● Task goal
Skip the pictures and repeat each line of the data exactly.

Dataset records
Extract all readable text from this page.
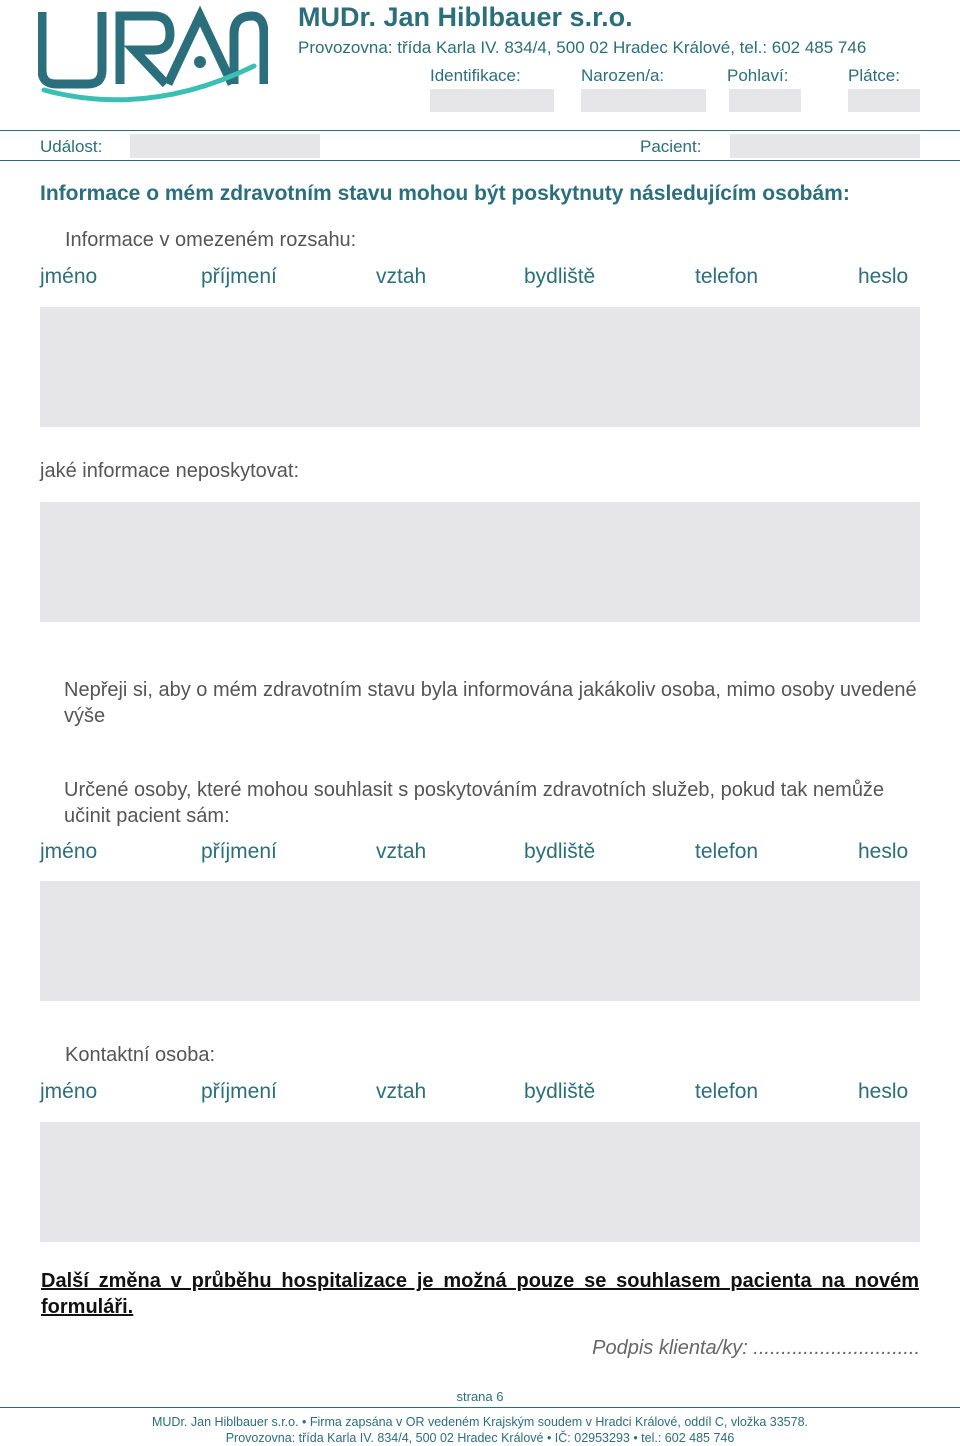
MUDr. Jan Hiblbauer s.r.o.
Provozovna: třída Karla IV. 834/4, 500 02 Hradec Králové, tel.: 602 485 746
Identifikace:	Narozen/a:	Pohlaví:	Plátce:
Událost:	Pacient:
Informace o mém zdravotním stavu mohou být poskytnuty následujícím osobám:
Informace v omezeném rozsahu:
jméno	příjmení	vztah	bydliště	telefon	heslo
jaké informace neposkytovat:
Nepřeji si, aby o mém zdravotním stavu byla informována jakákoliv osoba, mimo osoby uvedené výše
Určené osoby, které mohou souhlasit s poskytováním zdravotních služeb, pokud tak nemůže učinit pacient sám:
jméno	příjmení	vztah	bydliště	telefon	heslo
Kontaktní osoba:
jméno	příjmení	vztah	bydliště	telefon	heslo
Další změna v průběhu hospitalizace je možná pouze se souhlasem pacienta na novém formuláři.
Podpis klienta/ky: ..............................
strana 6
MUDr. Jan Hiblbauer s.r.o. • Firma zapsána v OR vedeném Krajským soudem v Hradci Králové, oddíl C, vložka 33578.
Provozovna: třída Karla IV. 834/4, 500 02 Hradec Králové • IČ: 02953293 • tel.: 602 485 746
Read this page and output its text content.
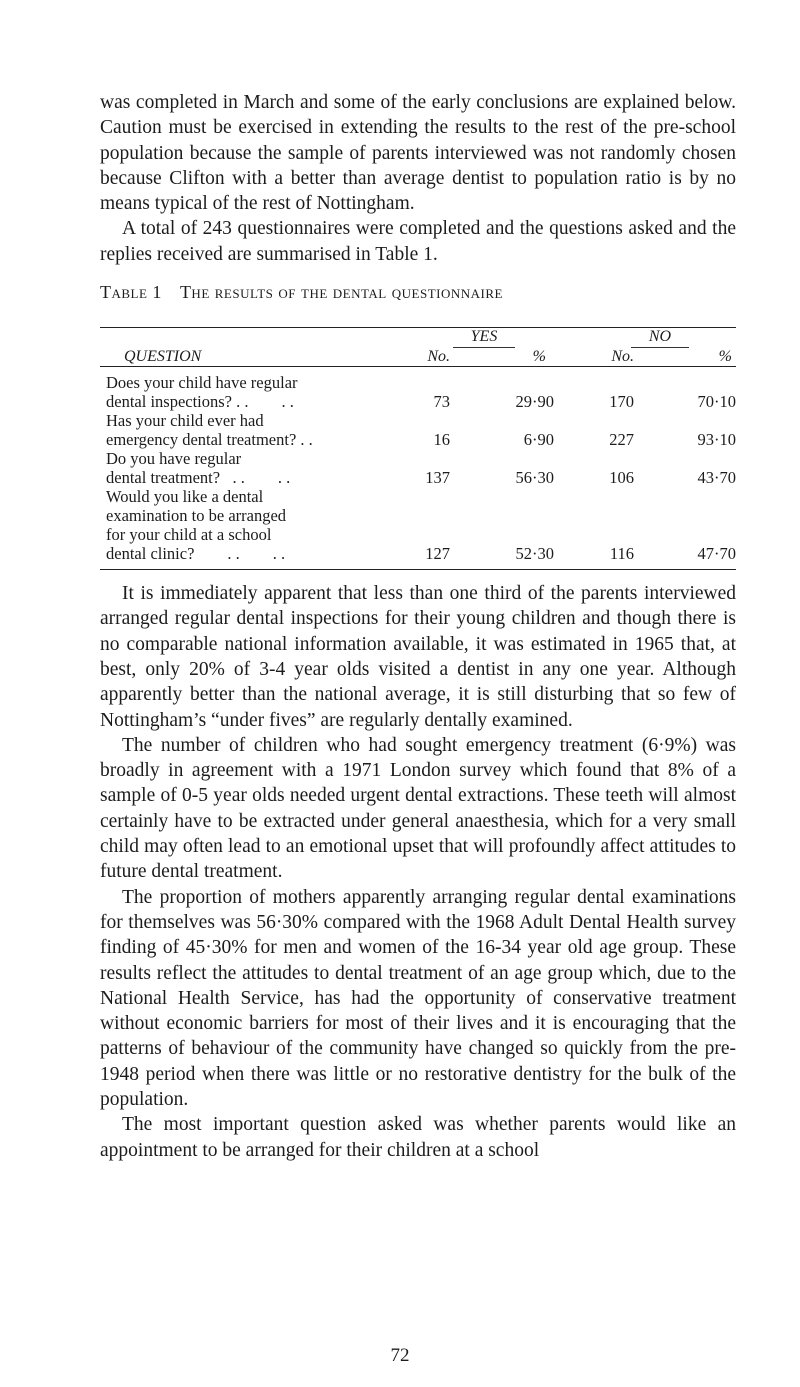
was completed in March and some of the early conclusions are explained below. Caution must be exercised in extending the results to the rest of the pre-school population because the sample of parents interviewed was not randomly chosen because Clifton with a better than average dentist to population ratio is by no means typical of the rest of Nottingham.

A total of 243 questionnaires were completed and the questions asked and the replies received are summarised in Table 1.

Table 1 The results of the dental questionnaire
	YES		NO	
QUESTION	No.	%	No.	%

Does your child have regular
dental inspections? . .        . .	73	29·90	170	70·10

Has your child ever had
emergency dental treatment? . .	16	6·90	227	93·10

Do you have regular
dental treatment?   . .        . .	137	56·30	106	43·70

Would you like a dental
examination to be arranged
for your child at a school
dental clinic?        . .        . .	127	52·30	116	47·70

It is immediately apparent that less than one third of the parents interviewed arranged regular dental inspections for their young children and though there is no comparable national information available, it was estimated in 1965 that, at best, only 20% of 3-4 year olds visited a dentist in any one year. Although apparently better than the national average, it is still disturbing that so few of Nottingham’s “under fives” are regularly dentally examined.

The number of children who had sought emergency treatment (6·9%) was broadly in agreement with a 1971 London survey which found that 8% of a sample of 0-5 year olds needed urgent dental extractions. These teeth will almost certainly have to be extracted under general anaesthesia, which for a very small child may often lead to an emotional upset that will profoundly affect attitudes to future dental treatment.

The proportion of mothers apparently arranging regular dental examinations for themselves was 56·30% compared with the 1968 Adult Dental Health survey finding of 45·30% for men and women of the 16-34 year old age group. These results reflect the attitudes to dental treatment of an age group which, due to the National Health Service, has had the opportunity of conservative treatment without economic barriers for most of their lives and it is encouraging that the patterns of behaviour of the community have changed so quickly from the pre-1948 period when there was little or no restorative dentistry for the bulk of the population.

The most important question asked was whether parents would like an appointment to be arranged for their children at a school

72
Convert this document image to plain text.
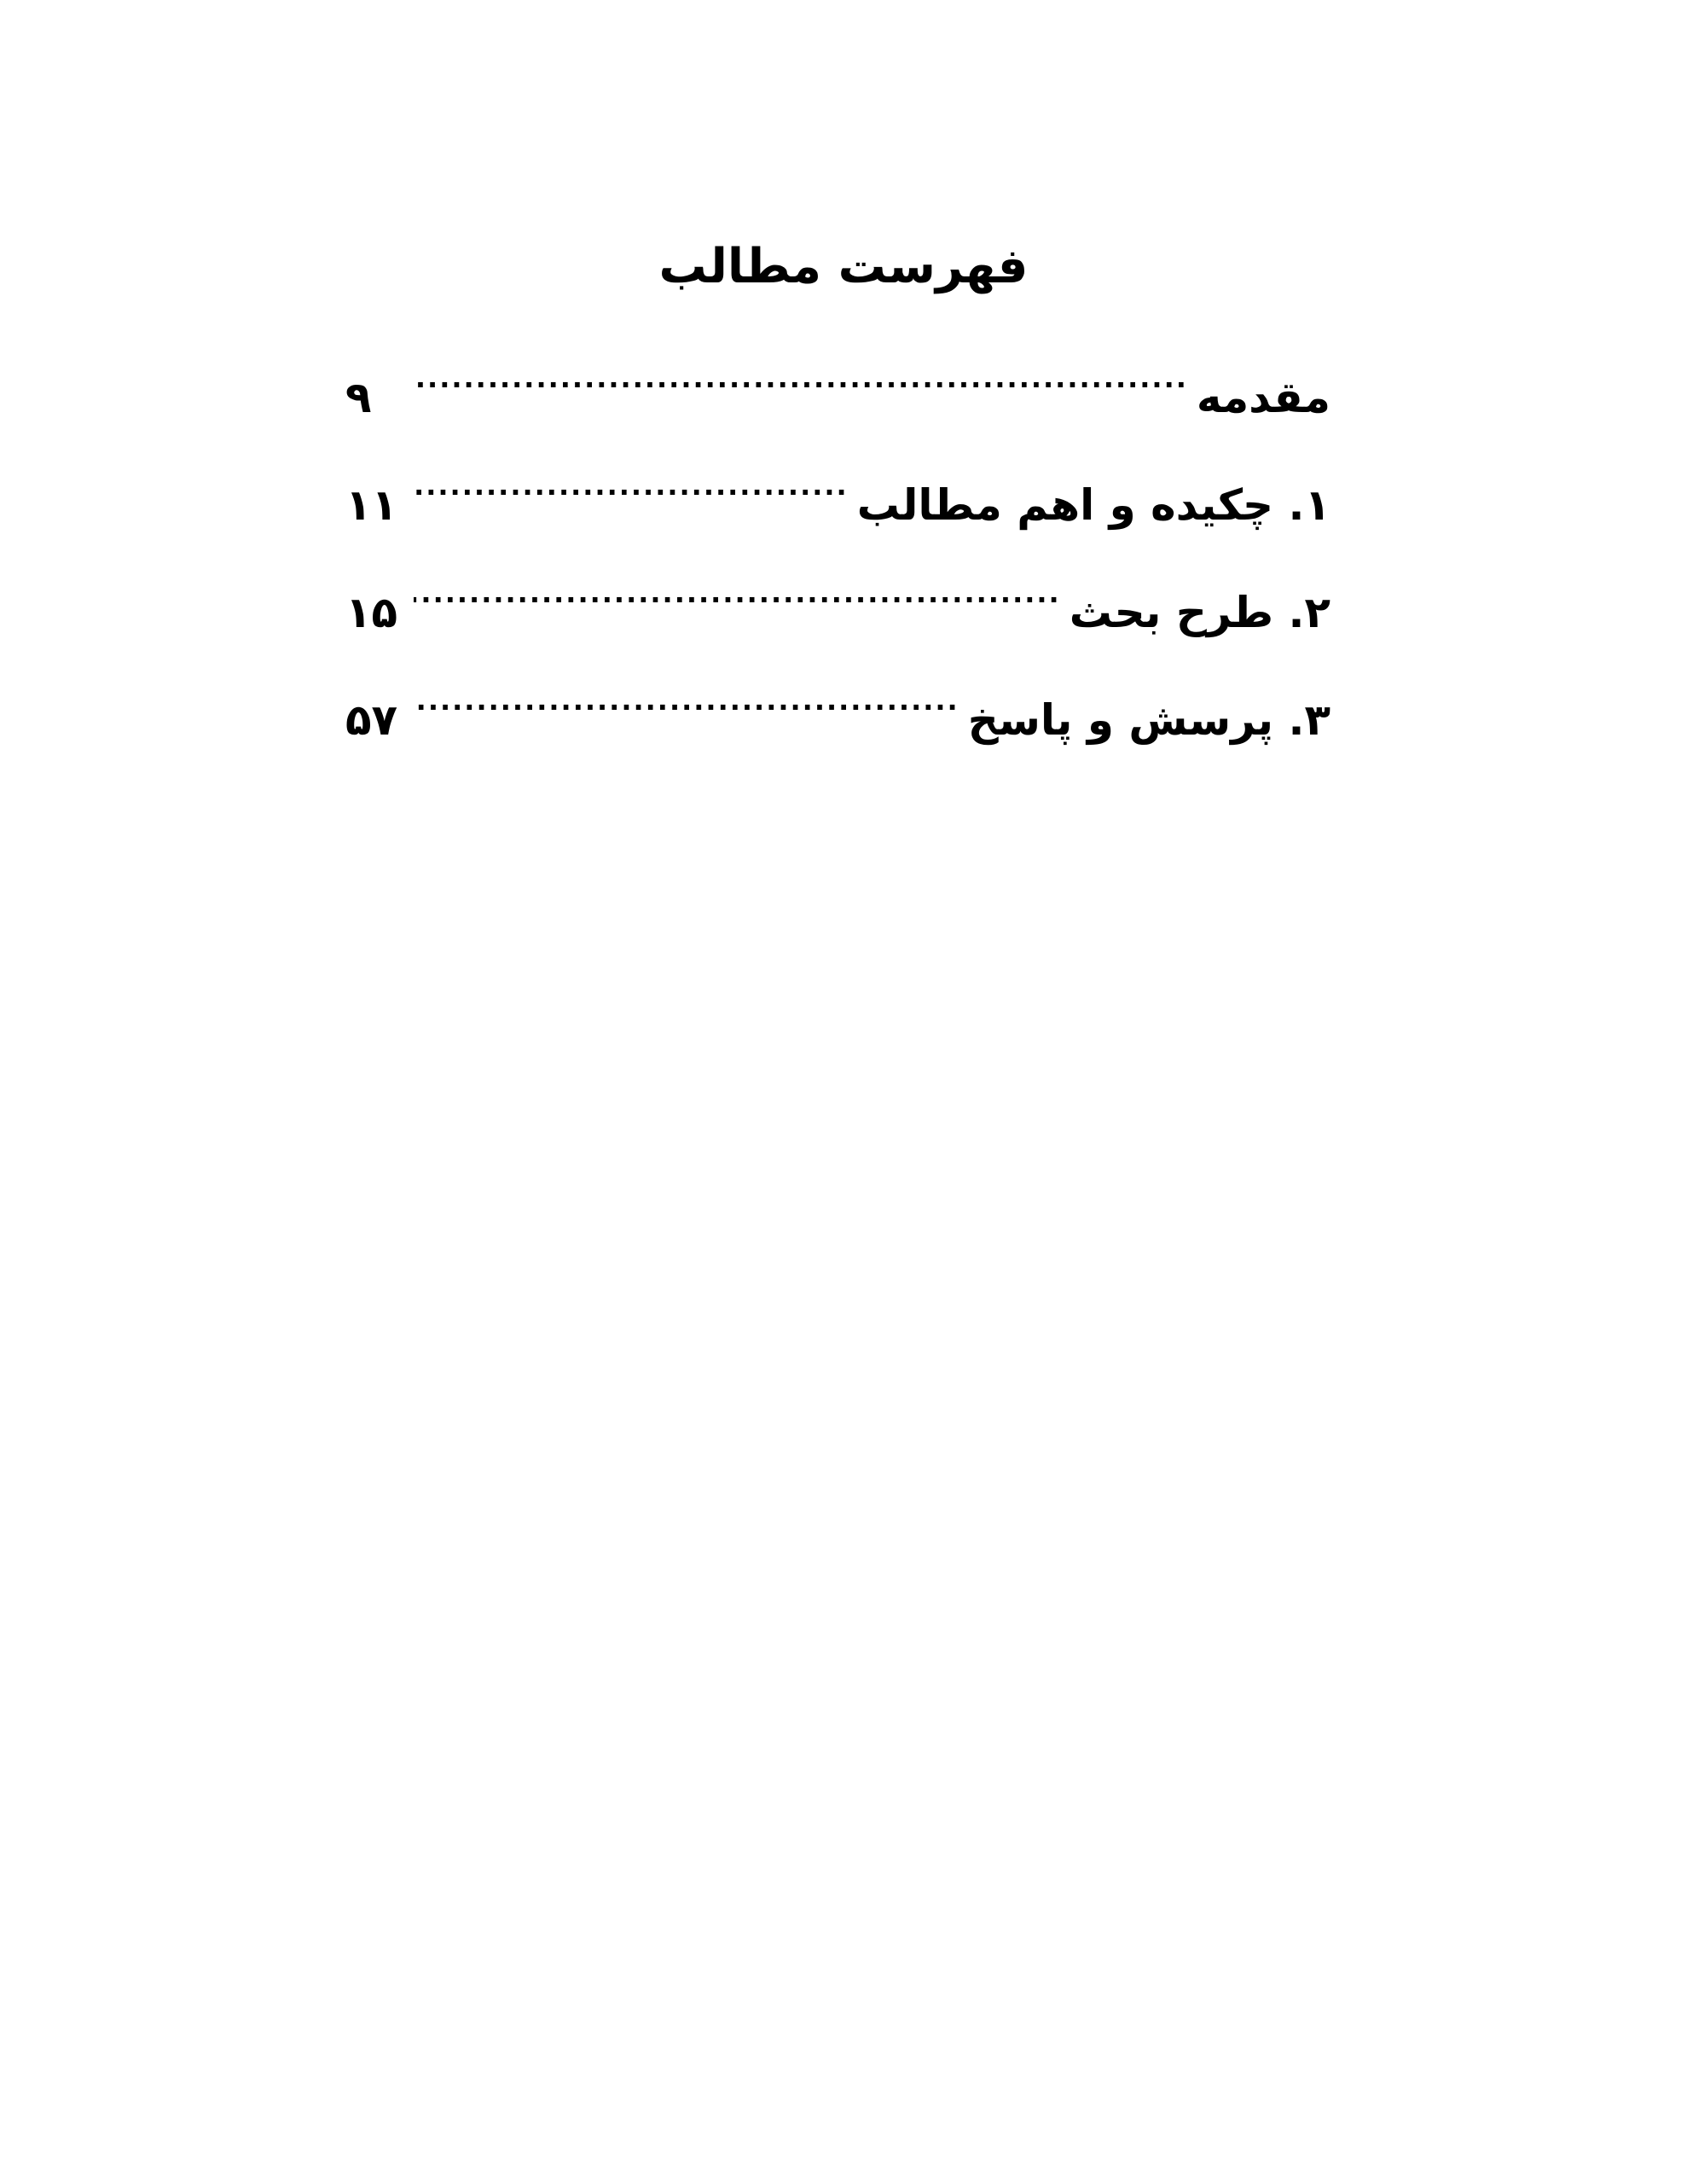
فهرست مطالب
مقدمه
.....
۹
۱. چکیده و اهم مطالب
.....
۱۱
۲. طرح بحث
.....
۱۵
۳. پرسش و پاسخ
.....
۵۷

● Exercise result
Extract all readable text from this page.
MUDr. Jan Hiblbauer s.r.o.
Provozovna: třída Karla IV. 834/4, 500 02 Hradec Králové, tel.: 602 485 746
Identifikace:	Narozen/a:	Pohlaví:	Plátce:
Událost:	Pacient:
Informace o mém zdravotním stavu mohou být poskytnuty následujícím osobám:
Informace v omezeném rozsahu:
jméno	příjmení	vztah	bydliště	telefon	heslo
jaké informace neposkytovat:
Nepřeji si, aby o mém zdravotním stavu byla informována jakákoliv osoba, mimo osoby uvedené výše
Určené osoby, které mohou souhlasit s poskytováním zdravotních služeb, pokud tak nemůže učinit pacient sám:
jméno	příjmení	vztah	bydliště	telefon	heslo
Kontaktní osoba:
jméno	příjmení	vztah	bydliště	telefon	heslo
Další změna v průběhu hospitalizace je možná pouze se souhlasem pacienta na novém formuláři.
Podpis klienta/ky: ..............................
strana 6
MUDr. Jan Hiblbauer s.r.o. • Firma zapsána v OR vedeném Krajským soudem v Hradci Králové, oddíl C, vložka 33578.
Provozovna: třída Karla IV. 834/4, 500 02 Hradec Králové • IČ: 02953293 • tel.: 602 485 746
Read this page and output its text content.
was completed in March and some of the early conclusions are explained below. Caution must be exercised in extending the results to the rest of the pre-school population because the sample of parents interviewed was not randomly chosen because Clifton with a better than average dentist to population ratio is by no means typical of the rest of Nottingham.

A total of 243 questionnaires were completed and the questions asked and the replies received are summarised in Table 1.

Table 1 The results of the dental questionnaire
	YES		NO	
QUESTION	No.	%	No.	%

Does your child have regular
dental inspections? . .        . .	73	29·90	170	70·10

Has your child ever had
emergency dental treatment? . .	16	6·90	227	93·10

Do you have regular
dental treatment?   . .        . .	137	56·30	106	43·70

Would you like a dental
examination to be arranged
for your child at a school
dental clinic?        . .        . .	127	52·30	116	47·70

It is immediately apparent that less than one third of the parents interviewed arranged regular dental inspections for their young children and though there is no comparable national information available, it was estimated in 1965 that, at best, only 20% of 3-4 year olds visited a dentist in any one year. Although apparently better than the national average, it is still disturbing that so few of Nottingham’s “under fives” are regularly dentally examined.

The number of children who had sought emergency treatment (6·9%) was broadly in agreement with a 1971 London survey which found that 8% of a sample of 0-5 year olds needed urgent dental extractions. These teeth will almost certainly have to be extracted under general anaesthesia, which for a very small child may often lead to an emotional upset that will profoundly affect attitudes to future dental treatment.

The proportion of mothers apparently arranging regular dental examinations for themselves was 56·30% compared with the 1968 Adult Dental Health survey finding of 45·30% for men and women of the 16-34 year old age group. These results reflect the attitudes to dental treatment of an age group which, due to the National Health Service, has had the opportunity of conservative treatment without economic barriers for most of their lives and it is encouraging that the patterns of behaviour of the community have changed so quickly from the pre-1948 period when there was little or no restorative dentistry for the bulk of the population.

The most important question asked was whether parents would like an appointment to be arranged for their children at a school

72
Convert this document image to plain text.
فهرست مطالب
مقدمه
.....
۹
۱. چکیده و اهم مطالب
.....
۱۱
۲. طرح بحث
.....
۱۵
۳. پرسش و پاسخ
.....
۵۷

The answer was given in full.